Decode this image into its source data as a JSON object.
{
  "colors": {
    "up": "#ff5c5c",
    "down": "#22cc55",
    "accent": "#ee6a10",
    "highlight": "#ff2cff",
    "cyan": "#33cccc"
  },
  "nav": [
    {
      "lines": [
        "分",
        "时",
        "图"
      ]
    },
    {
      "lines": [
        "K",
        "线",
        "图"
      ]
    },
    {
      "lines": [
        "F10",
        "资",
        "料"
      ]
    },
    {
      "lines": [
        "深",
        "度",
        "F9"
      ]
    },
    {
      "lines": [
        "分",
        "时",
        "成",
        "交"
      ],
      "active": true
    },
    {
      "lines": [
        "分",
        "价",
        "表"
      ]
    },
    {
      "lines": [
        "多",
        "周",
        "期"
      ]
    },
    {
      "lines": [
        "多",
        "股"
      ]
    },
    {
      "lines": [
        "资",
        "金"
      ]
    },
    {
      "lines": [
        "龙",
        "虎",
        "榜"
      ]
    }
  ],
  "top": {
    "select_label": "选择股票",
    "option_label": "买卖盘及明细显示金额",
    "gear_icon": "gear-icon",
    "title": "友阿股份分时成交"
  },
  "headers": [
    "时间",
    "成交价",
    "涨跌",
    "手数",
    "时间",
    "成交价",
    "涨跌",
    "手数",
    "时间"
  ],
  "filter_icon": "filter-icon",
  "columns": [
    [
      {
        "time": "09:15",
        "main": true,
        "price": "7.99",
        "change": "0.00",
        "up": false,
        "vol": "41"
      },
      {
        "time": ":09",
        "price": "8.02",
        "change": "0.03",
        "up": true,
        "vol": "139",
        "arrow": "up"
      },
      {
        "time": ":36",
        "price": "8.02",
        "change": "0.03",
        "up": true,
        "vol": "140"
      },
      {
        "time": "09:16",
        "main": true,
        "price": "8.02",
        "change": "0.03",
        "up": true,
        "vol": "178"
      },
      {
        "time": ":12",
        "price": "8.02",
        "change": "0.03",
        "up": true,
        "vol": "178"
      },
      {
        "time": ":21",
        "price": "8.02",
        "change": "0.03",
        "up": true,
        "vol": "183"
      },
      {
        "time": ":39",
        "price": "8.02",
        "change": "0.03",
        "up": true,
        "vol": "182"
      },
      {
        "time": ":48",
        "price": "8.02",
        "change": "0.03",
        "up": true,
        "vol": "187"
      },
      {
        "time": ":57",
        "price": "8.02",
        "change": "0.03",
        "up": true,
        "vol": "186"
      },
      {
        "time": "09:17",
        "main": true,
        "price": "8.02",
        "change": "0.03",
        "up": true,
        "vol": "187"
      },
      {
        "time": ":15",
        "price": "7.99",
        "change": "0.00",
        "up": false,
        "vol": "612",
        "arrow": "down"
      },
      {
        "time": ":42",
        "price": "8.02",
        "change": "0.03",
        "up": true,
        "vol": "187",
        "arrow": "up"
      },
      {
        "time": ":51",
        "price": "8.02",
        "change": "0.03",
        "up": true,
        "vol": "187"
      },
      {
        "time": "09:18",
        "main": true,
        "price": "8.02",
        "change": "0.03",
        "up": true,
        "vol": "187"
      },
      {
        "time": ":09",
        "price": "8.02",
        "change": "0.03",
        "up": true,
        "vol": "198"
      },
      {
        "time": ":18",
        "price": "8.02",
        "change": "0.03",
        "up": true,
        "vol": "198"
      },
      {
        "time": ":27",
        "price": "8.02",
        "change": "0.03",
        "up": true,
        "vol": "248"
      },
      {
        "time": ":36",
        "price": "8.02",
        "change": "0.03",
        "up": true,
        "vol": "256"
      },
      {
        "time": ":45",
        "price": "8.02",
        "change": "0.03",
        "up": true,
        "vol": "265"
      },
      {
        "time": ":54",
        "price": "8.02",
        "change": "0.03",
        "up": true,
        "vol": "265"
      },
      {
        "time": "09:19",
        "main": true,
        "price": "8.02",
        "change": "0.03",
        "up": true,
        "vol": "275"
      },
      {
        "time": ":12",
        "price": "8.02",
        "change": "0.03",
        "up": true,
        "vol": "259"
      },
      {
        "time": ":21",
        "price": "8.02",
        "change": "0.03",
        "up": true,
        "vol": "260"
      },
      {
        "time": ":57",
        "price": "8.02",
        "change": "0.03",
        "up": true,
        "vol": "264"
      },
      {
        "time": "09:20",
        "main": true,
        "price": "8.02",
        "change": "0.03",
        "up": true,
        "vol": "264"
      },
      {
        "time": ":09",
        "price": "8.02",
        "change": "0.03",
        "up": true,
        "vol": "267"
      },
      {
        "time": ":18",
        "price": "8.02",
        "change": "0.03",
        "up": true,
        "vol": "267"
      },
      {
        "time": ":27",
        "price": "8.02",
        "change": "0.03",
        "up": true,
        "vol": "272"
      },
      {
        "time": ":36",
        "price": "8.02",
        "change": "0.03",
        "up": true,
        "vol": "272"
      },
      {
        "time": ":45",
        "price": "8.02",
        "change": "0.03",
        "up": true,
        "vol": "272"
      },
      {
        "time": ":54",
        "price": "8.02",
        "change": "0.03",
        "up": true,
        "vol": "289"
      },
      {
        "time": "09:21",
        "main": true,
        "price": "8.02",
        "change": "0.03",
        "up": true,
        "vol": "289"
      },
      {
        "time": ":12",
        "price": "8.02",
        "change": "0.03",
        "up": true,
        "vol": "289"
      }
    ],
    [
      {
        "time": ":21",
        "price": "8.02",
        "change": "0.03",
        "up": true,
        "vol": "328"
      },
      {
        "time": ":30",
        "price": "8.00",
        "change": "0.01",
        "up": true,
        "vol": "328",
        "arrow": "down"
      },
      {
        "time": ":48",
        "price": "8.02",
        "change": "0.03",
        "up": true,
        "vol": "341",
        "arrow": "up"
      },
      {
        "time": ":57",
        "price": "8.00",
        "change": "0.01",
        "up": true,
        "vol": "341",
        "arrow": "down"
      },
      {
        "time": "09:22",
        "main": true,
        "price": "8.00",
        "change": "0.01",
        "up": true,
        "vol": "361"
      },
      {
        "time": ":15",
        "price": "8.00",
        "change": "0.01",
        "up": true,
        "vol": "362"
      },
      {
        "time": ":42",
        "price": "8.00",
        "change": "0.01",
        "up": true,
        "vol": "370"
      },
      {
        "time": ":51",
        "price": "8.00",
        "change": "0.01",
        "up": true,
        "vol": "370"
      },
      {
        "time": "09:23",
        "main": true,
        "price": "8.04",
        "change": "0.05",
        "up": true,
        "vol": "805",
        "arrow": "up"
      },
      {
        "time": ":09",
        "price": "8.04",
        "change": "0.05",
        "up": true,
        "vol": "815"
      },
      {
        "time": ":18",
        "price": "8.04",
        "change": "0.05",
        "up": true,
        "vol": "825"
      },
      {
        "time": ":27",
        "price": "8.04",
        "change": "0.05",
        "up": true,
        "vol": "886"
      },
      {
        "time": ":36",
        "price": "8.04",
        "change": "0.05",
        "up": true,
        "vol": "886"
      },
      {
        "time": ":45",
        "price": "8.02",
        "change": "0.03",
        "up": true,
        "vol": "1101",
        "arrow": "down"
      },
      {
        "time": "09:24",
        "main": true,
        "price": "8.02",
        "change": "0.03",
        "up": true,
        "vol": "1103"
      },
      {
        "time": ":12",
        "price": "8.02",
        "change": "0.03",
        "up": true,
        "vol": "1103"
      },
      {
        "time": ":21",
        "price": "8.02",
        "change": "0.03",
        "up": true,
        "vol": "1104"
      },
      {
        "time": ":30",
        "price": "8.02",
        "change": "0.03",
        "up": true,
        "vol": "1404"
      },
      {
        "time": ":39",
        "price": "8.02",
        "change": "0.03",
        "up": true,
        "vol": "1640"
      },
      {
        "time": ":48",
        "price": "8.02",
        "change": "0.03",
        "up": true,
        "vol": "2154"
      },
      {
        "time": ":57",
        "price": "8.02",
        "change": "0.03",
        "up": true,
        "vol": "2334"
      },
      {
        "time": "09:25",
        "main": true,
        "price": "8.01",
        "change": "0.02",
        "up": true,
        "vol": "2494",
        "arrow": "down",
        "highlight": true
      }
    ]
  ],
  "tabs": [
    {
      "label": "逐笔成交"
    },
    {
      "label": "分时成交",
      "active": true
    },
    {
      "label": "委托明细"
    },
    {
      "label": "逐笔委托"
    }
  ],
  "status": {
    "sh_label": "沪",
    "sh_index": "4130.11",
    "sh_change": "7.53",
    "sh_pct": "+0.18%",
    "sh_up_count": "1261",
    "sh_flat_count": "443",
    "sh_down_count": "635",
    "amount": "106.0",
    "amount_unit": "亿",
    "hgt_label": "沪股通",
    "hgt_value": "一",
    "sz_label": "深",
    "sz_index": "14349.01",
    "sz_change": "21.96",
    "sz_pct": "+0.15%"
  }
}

- [THE REQUEST]
Make a copy of each line that contains the string "icon".

- [RESULT]
    "gear_icon": "gear-icon",
  "filter_icon": "filter-icon",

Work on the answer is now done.